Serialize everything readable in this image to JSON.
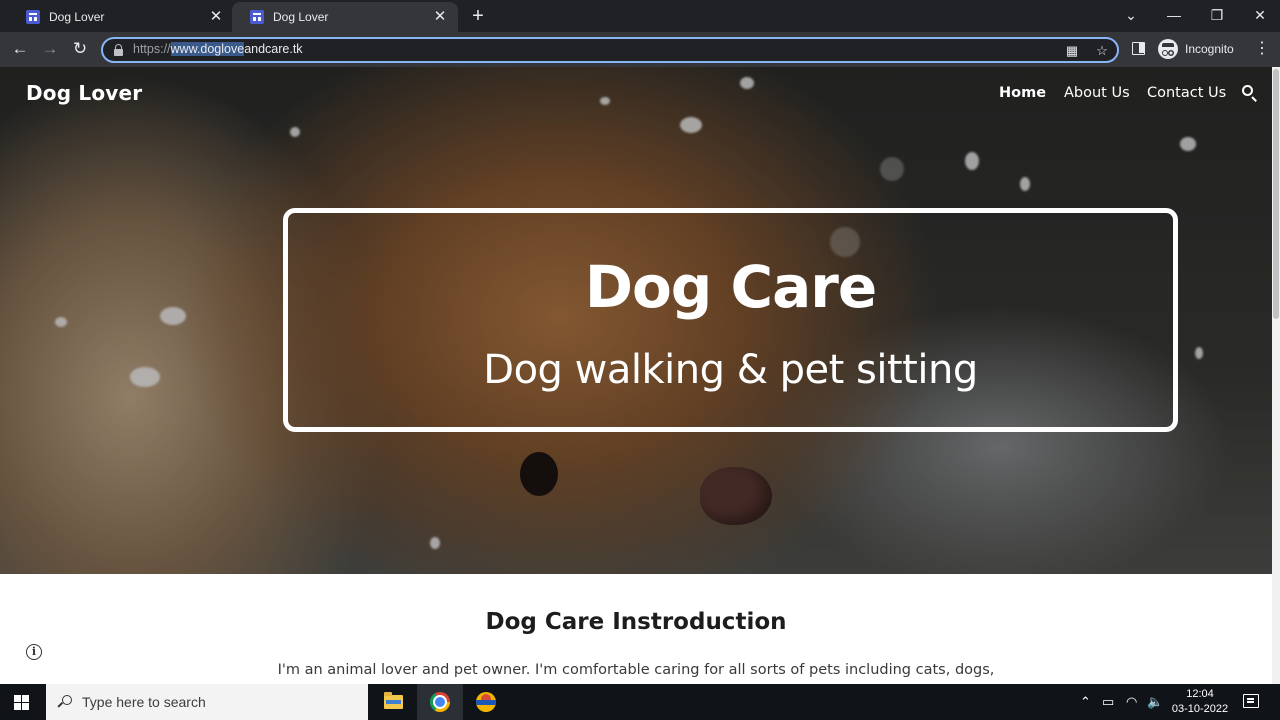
{
  "browser": {
    "tabs": [
      {
        "title": "Dog Lover",
        "active": false
      },
      {
        "title": "Dog Lover",
        "active": true
      }
    ],
    "new_tab": "+",
    "window_controls": {
      "tab_search": "⌄",
      "minimize": "—",
      "restore": "❐",
      "close": "✕"
    },
    "nav": {
      "back": "←",
      "forward": "→",
      "reload": "↻"
    },
    "url": {
      "scheme": "https://",
      "highlighted": "www.doglove",
      "rest": "andcare.tk"
    },
    "profile_label": "Incognito",
    "menu": "⋮"
  },
  "site": {
    "logo": "Dog Lover",
    "nav": [
      {
        "label": "Home",
        "active": true
      },
      {
        "label": "About Us",
        "active": false
      },
      {
        "label": "Contact Us",
        "active": false
      }
    ],
    "hero": {
      "title": "Dog Care",
      "subtitle": "Dog walking & pet sitting"
    },
    "intro": {
      "title": "Dog Care Instroduction",
      "text": "I'm an animal lover and pet owner. I'm comfortable caring for all sorts of pets including cats, dogs,"
    },
    "info_glyph": "i"
  },
  "taskbar": {
    "search_placeholder": "Type here to search",
    "tray": {
      "chevron": "⌃",
      "battery": "▭",
      "wifi": "◠",
      "volume": "🔈"
    },
    "time": "12:04",
    "date": "03-10-2022"
  },
  "colors": {
    "tab_active": "#35363a",
    "titlebar": "#202124",
    "omnibox_focus": "#8ab4f8",
    "hero_text": "#ffffff",
    "taskbar": "#101418"
  }
}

### WHAT YOU SHOULD DO:
Reproduce the listing exactly. Leave its pictures out.

### TASK RESULT:
Serialize everything readable in this image to JSON.
{
  "browser": {
    "tabs": [
      {
        "title": "Dog Lover",
        "active": false
      },
      {
        "title": "Dog Lover",
        "active": true
      }
    ],
    "new_tab": "+",
    "window_controls": {
      "tab_search": "⌄",
      "minimize": "—",
      "restore": "❐",
      "close": "✕"
    },
    "nav": {
      "back": "←",
      "forward": "→",
      "reload": "↻"
    },
    "url": {
      "scheme": "https://",
      "highlighted": "www.doglove",
      "rest": "andcare.tk"
    },
    "profile_label": "Incognito",
    "menu": "⋮"
  },
  "site": {
    "logo": "Dog Lover",
    "nav": [
      {
        "label": "Home",
        "active": true
      },
      {
        "label": "About Us",
        "active": false
      },
      {
        "label": "Contact Us",
        "active": false
      }
    ],
    "hero": {
      "title": "Dog Care",
      "subtitle": "Dog walking & pet sitting"
    },
    "intro": {
      "title": "Dog Care Instroduction",
      "text": "I'm an animal lover and pet owner. I'm comfortable caring for all sorts of pets including cats, dogs,"
    },
    "info_glyph": "i"
  },
  "taskbar": {
    "search_placeholder": "Type here to search",
    "tray": {
      "chevron": "⌃",
      "battery": "▭",
      "wifi": "◠",
      "volume": "🔈"
    },
    "time": "12:04",
    "date": "03-10-2022"
  },
  "colors": {
    "tab_active": "#35363a",
    "titlebar": "#202124",
    "omnibox_focus": "#8ab4f8",
    "hero_text": "#ffffff",
    "taskbar": "#101418"
  }
}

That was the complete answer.